→ EXERCISE BRIEF:
Copy out all of the data exactly as it appears.
________________
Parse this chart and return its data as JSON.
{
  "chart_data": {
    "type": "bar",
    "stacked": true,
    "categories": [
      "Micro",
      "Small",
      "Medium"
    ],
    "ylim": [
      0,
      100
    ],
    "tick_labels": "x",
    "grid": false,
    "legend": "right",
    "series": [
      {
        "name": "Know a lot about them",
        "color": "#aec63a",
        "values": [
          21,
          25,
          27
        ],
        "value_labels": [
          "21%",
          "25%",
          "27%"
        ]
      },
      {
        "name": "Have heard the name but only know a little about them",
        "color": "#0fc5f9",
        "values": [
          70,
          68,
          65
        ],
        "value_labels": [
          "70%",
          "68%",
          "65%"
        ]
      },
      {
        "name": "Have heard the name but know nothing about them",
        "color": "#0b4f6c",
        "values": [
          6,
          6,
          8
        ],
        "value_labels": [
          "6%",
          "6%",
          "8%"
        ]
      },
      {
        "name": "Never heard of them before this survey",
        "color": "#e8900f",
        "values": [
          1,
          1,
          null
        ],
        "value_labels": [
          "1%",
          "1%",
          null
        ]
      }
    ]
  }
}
________________
→ SOLUTION FOR THIS TASK:
Parse this chart and return its data as JSON.
{
  "chart_data": {
    "type": "bar",
    "stacked": true,
    "categories": [
      "Micro",
      "Small",
      "Medium"
    ],
    "ylim": [
      0,
      100
    ],
    "tick_labels": "x",
    "grid": false,
    "legend": "right",
    "series": [
      {
        "name": "Know a lot about them",
        "color": "#aec63a",
        "values": [
          21,
          25,
          27
        ],
        "value_labels": [
          "21%",
          "25%",
          "27%"
        ]
      },
      {
        "name": "Have heard the name but only know a little about them",
        "color": "#0fc5f9",
        "values": [
          70,
          68,
          65
        ],
        "value_labels": [
          "70%",
          "68%",
          "65%"
        ]
      },
      {
        "name": "Have heard the name but know nothing about them",
        "color": "#0b4f6c",
        "values": [
          6,
          6,
          8
        ],
        "value_labels": [
          "6%",
          "6%",
          "8%"
        ]
      },
      {
        "name": "Never heard of them before this survey",
        "color": "#e8900f",
        "values": [
          1,
          1,
          null
        ],
        "value_labels": [
          "1%",
          "1%",
          null
        ]
      }
    ]
  }
}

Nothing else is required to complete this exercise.